__EXERCISE INSTRUCTIONS__
All lines below must be repeated exactly, with the pictures omitted.

= = = = =

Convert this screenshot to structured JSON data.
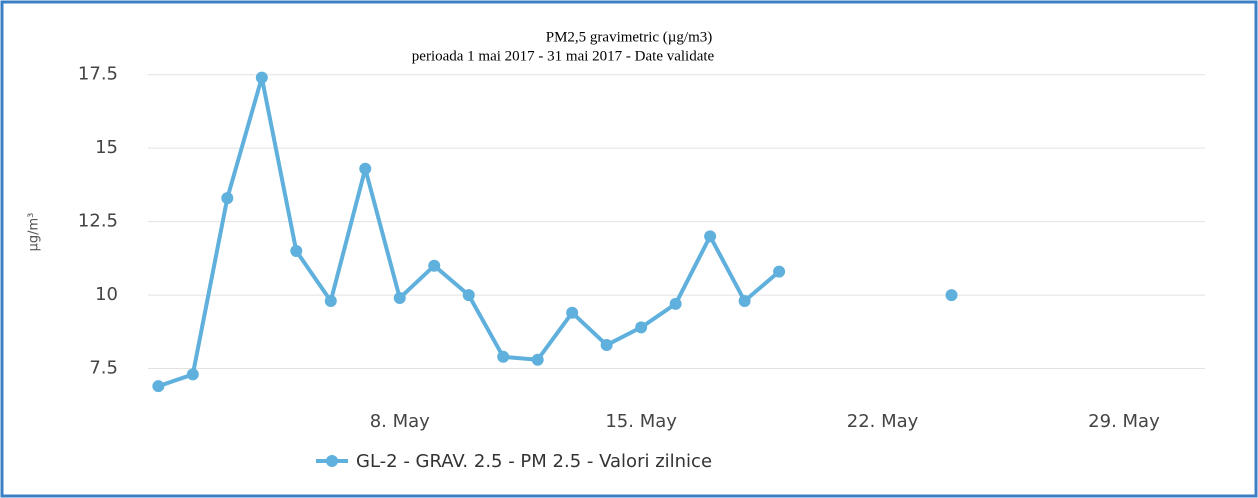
{
  "chart_data": {
    "type": "line",
    "title": "PM2,5 gravimetric (µg/m3)",
    "subtitle": "perioada 1 mai 2017 - 31 mai 2017 - Date validate",
    "y_label": "µg/m³",
    "x": [
      1,
      2,
      3,
      4,
      5,
      6,
      7,
      8,
      9,
      10,
      11,
      12,
      13,
      14,
      15,
      16,
      17,
      18,
      19,
      20,
      21,
      22,
      23,
      24
    ],
    "series": [
      {
        "name": "GL-2 - GRAV. 2.5 - PM 2.5 - Valori zilnice",
        "color": "#5fb0dc",
        "values": [
          6.9,
          7.3,
          13.3,
          17.4,
          11.5,
          9.8,
          14.3,
          9.9,
          11.0,
          10.0,
          7.9,
          7.8,
          9.4,
          8.3,
          8.9,
          9.7,
          12.0,
          9.8,
          10.8,
          null,
          null,
          null,
          null,
          10.0
        ]
      }
    ],
    "xlim": [
      0.7,
      31.35
    ],
    "xticks": [
      {
        "value": 8,
        "label": "8. May"
      },
      {
        "value": 15,
        "label": "15. May"
      },
      {
        "value": 22,
        "label": "22. May"
      },
      {
        "value": 29,
        "label": "29. May"
      }
    ],
    "ylim": [
      6.6,
      18
    ],
    "yticks": [
      7.5,
      10,
      12.5,
      15,
      17.5
    ],
    "grid": true,
    "legend": "bottom"
  }
}
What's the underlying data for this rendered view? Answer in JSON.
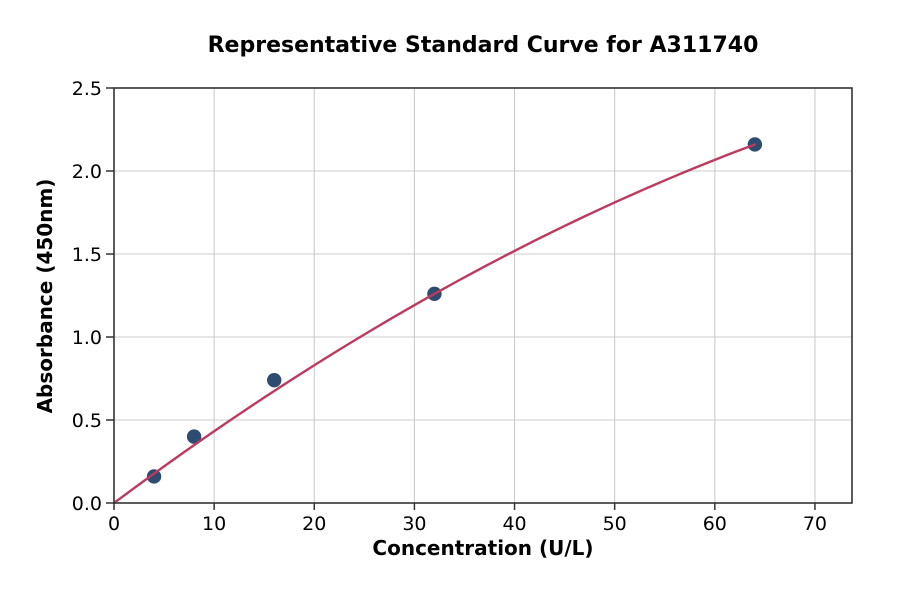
{
  "chart_data": {
    "type": "scatter",
    "title": "Representative Standard Curve for A311740",
    "xlabel": "Concentration (U/L)",
    "ylabel": "Absorbance (450nm)",
    "x": [
      4,
      8,
      16,
      32,
      64
    ],
    "y": [
      0.16,
      0.4,
      0.74,
      1.26,
      2.16
    ],
    "xlim": [
      0,
      73.7
    ],
    "ylim": [
      0,
      2.5
    ],
    "xticks": [
      0,
      10,
      20,
      30,
      40,
      50,
      60,
      70
    ],
    "yticks": [
      0.0,
      0.5,
      1.0,
      1.5,
      2.0,
      2.5
    ],
    "grid": true,
    "legend": "none",
    "fit_curve": {
      "model": "quadratic",
      "c1": 0.045,
      "c2": -0.0001758,
      "x_range": [
        0,
        64
      ]
    },
    "colors": {
      "point": "#2e4c70",
      "curve": "#bd3a5f",
      "grid": "#cccccc",
      "spine": "#333333",
      "text": "#000000"
    }
  }
}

= = = = =

__REPLY TO THE EXERCISE__
Convert this screenshot to structured JSON data.
{
  "chart_data": {
    "type": "line",
    "title": "PM2,5 gravimetric (µg/m3)",
    "subtitle": "perioada 1 mai 2017 - 31 mai 2017 - Date validate",
    "y_label": "µg/m³",
    "x": [
      1,
      2,
      3,
      4,
      5,
      6,
      7,
      8,
      9,
      10,
      11,
      12,
      13,
      14,
      15,
      16,
      17,
      18,
      19,
      20,
      21,
      22,
      23,
      24
    ],
    "series": [
      {
        "name": "GL-2 - GRAV. 2.5 - PM 2.5 - Valori zilnice",
        "color": "#5fb0dc",
        "values": [
          6.9,
          7.3,
          13.3,
          17.4,
          11.5,
          9.8,
          14.3,
          9.9,
          11.0,
          10.0,
          7.9,
          7.8,
          9.4,
          8.3,
          8.9,
          9.7,
          12.0,
          9.8,
          10.8,
          null,
          null,
          null,
          null,
          10.0
        ]
      }
    ],
    "xlim": [
      0.7,
      31.35
    ],
    "xticks": [
      {
        "value": 8,
        "label": "8. May"
      },
      {
        "value": 15,
        "label": "15. May"
      },
      {
        "value": 22,
        "label": "22. May"
      },
      {
        "value": 29,
        "label": "29. May"
      }
    ],
    "ylim": [
      6.6,
      18
    ],
    "yticks": [
      7.5,
      10,
      12.5,
      15,
      17.5
    ],
    "grid": true,
    "legend": "bottom"
  }
}
What's the underlying data for this rendered view? Answer in JSON.
{
  "chart_data": {
    "type": "scatter",
    "title": "Representative Standard Curve for A311740",
    "xlabel": "Concentration (U/L)",
    "ylabel": "Absorbance (450nm)",
    "x": [
      4,
      8,
      16,
      32,
      64
    ],
    "y": [
      0.16,
      0.4,
      0.74,
      1.26,
      2.16
    ],
    "xlim": [
      0,
      73.7
    ],
    "ylim": [
      0,
      2.5
    ],
    "xticks": [
      0,
      10,
      20,
      30,
      40,
      50,
      60,
      70
    ],
    "yticks": [
      0.0,
      0.5,
      1.0,
      1.5,
      2.0,
      2.5
    ],
    "grid": true,
    "legend": "none",
    "fit_curve": {
      "model": "quadratic",
      "c1": 0.045,
      "c2": -0.0001758,
      "x_range": [
        0,
        64
      ]
    },
    "colors": {
      "point": "#2e4c70",
      "curve": "#bd3a5f",
      "grid": "#cccccc",
      "spine": "#333333",
      "text": "#000000"
    }
  }
}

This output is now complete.